Given instruction
Count the lines below that contain the word "бурятских" and give only that number.

(Data extracted from a collection)

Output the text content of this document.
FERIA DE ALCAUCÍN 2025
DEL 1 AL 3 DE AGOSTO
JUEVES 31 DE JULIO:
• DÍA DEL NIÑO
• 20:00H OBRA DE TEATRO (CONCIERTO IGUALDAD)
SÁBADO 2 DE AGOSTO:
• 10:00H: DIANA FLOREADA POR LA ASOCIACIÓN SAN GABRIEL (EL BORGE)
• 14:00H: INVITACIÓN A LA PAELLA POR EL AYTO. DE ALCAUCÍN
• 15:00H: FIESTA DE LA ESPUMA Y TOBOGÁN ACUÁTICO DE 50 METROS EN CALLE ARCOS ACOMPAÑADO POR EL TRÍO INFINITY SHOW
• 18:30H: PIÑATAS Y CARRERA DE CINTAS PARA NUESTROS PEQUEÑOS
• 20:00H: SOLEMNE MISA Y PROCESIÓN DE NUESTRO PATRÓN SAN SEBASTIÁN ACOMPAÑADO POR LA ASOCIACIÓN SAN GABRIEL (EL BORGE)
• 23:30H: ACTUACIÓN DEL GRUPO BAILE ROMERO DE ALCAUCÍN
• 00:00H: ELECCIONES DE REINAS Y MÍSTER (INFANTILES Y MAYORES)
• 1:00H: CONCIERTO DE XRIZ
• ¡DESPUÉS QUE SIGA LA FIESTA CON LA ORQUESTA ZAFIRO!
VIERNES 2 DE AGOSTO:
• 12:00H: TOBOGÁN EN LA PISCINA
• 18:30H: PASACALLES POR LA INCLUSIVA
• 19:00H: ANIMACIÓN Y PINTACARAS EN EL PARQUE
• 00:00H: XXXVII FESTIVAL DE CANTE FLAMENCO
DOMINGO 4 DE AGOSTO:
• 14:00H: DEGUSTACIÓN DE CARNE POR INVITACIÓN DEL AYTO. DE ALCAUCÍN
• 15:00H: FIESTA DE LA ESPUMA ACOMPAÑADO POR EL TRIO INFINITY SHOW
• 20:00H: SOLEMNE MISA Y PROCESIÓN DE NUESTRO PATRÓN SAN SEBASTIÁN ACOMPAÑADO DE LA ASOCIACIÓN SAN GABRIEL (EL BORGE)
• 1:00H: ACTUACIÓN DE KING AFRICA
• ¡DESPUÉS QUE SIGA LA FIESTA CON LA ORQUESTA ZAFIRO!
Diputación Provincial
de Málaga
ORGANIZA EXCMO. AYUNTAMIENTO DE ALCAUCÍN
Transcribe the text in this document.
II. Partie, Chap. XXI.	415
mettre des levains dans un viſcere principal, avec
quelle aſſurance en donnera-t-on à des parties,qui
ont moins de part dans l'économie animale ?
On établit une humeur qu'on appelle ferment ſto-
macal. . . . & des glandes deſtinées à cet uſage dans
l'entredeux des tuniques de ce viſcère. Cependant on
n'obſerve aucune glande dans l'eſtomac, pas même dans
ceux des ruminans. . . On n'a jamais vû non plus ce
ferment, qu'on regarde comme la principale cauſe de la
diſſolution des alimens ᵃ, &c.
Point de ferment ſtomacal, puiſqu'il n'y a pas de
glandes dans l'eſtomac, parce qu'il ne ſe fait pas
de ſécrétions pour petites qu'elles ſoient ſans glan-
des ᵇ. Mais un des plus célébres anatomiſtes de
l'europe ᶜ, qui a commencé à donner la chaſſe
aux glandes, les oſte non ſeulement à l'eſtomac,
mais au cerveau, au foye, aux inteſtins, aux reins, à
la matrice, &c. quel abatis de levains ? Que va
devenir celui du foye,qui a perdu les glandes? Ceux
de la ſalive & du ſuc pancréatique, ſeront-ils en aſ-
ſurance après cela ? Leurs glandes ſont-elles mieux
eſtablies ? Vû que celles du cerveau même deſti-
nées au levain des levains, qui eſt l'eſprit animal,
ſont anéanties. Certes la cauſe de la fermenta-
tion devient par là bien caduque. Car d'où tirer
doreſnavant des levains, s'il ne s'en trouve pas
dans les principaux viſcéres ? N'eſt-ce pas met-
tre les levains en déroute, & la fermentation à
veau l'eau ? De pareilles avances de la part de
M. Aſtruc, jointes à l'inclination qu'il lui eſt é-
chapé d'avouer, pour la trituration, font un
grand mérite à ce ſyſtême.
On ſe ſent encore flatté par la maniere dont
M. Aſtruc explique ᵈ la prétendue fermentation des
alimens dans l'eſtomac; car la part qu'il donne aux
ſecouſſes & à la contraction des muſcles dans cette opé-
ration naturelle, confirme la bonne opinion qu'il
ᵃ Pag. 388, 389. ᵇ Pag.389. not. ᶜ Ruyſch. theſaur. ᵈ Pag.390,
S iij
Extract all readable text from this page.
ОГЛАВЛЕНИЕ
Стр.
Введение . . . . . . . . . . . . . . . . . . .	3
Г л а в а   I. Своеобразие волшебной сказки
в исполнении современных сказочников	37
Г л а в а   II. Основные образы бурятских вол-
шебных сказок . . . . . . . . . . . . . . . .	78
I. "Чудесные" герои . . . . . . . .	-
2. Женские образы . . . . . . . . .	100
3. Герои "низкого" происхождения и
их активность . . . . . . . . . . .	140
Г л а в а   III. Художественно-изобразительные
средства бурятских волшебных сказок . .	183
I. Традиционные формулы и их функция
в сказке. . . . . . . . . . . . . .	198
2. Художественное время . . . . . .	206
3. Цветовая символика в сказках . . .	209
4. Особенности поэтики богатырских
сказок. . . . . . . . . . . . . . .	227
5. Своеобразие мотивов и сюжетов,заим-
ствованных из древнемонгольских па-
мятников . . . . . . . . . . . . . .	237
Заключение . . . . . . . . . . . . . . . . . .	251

Finished answer
2